#### What is required:
Exactly reproduce each entry, leaving out nothing.

######

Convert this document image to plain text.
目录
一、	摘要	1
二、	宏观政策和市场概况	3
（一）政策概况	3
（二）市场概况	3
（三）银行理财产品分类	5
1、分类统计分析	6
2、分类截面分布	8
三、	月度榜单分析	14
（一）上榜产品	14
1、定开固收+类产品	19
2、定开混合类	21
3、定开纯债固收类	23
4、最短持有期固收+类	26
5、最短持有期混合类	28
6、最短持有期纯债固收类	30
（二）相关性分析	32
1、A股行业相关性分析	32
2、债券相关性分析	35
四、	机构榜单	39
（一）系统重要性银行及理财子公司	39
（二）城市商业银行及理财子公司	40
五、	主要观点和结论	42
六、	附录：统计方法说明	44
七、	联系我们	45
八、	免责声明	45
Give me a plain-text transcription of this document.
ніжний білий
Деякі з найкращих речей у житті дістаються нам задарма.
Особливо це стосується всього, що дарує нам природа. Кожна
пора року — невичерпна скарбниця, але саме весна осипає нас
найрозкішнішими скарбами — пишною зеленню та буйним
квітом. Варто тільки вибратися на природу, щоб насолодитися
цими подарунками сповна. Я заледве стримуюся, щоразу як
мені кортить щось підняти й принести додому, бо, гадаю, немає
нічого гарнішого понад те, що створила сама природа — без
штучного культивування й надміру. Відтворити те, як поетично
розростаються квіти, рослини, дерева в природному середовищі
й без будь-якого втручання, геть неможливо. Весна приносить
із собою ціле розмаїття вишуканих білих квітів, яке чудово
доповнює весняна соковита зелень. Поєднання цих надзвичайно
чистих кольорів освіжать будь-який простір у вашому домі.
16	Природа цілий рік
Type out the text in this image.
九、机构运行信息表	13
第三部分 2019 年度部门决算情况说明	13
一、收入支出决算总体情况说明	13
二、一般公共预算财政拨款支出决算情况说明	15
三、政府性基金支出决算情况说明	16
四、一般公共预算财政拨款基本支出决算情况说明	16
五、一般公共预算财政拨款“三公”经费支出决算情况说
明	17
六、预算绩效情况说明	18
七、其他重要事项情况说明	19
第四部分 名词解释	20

######

#### Solution to the problem:
Convert this document image to plain text.
目录
一、	摘要	1
二、	宏观政策和市场概况	3
（一）政策概况	3
（二）市场概况	3
（三）银行理财产品分类	5
1、分类统计分析	6
2、分类截面分布	8
三、	月度榜单分析	14
（一）上榜产品	14
1、定开固收+类产品	19
2、定开混合类	21
3、定开纯债固收类	23
4、最短持有期固收+类	26
5、最短持有期混合类	28
6、最短持有期纯债固收类	30
（二）相关性分析	32
1、A股行业相关性分析	32
2、债券相关性分析	35
四、	机构榜单	39
（一）系统重要性银行及理财子公司	39
（二）城市商业银行及理财子公司	40
五、	主要观点和结论	42
六、	附录：统计方法说明	44
七、	联系我们	45
八、	免责声明	45
Give me a plain-text transcription of this document.
ніжний білий
Деякі з найкращих речей у житті дістаються нам задарма.
Особливо це стосується всього, що дарує нам природа. Кожна
пора року — невичерпна скарбниця, але саме весна осипає нас
найрозкішнішими скарбами — пишною зеленню та буйним
квітом. Варто тільки вибратися на природу, щоб насолодитися
цими подарунками сповна. Я заледве стримуюся, щоразу як
мені кортить щось підняти й принести додому, бо, гадаю, немає
нічого гарнішого понад те, що створила сама природа — без
штучного культивування й надміру. Відтворити те, як поетично
розростаються квіти, рослини, дерева в природному середовищі
й без будь-якого втручання, геть неможливо. Весна приносить
із собою ціле розмаїття вишуканих білих квітів, яке чудово
доповнює весняна соковита зелень. Поєднання цих надзвичайно
чистих кольорів освіжать будь-який простір у вашому домі.
16	Природа цілий рік
Type out the text in this image.
九、机构运行信息表	13
第三部分 2019 年度部门决算情况说明	13
一、收入支出决算总体情况说明	13
二、一般公共预算财政拨款支出决算情况说明	15
三、政府性基金支出决算情况说明	16
四、一般公共预算财政拨款基本支出决算情况说明	16
五、一般公共预算财政拨款“三公”经费支出决算情况说
明	17
六、预算绩效情况说明	18
七、其他重要事项情况说明	19
第四部分 名词解释	20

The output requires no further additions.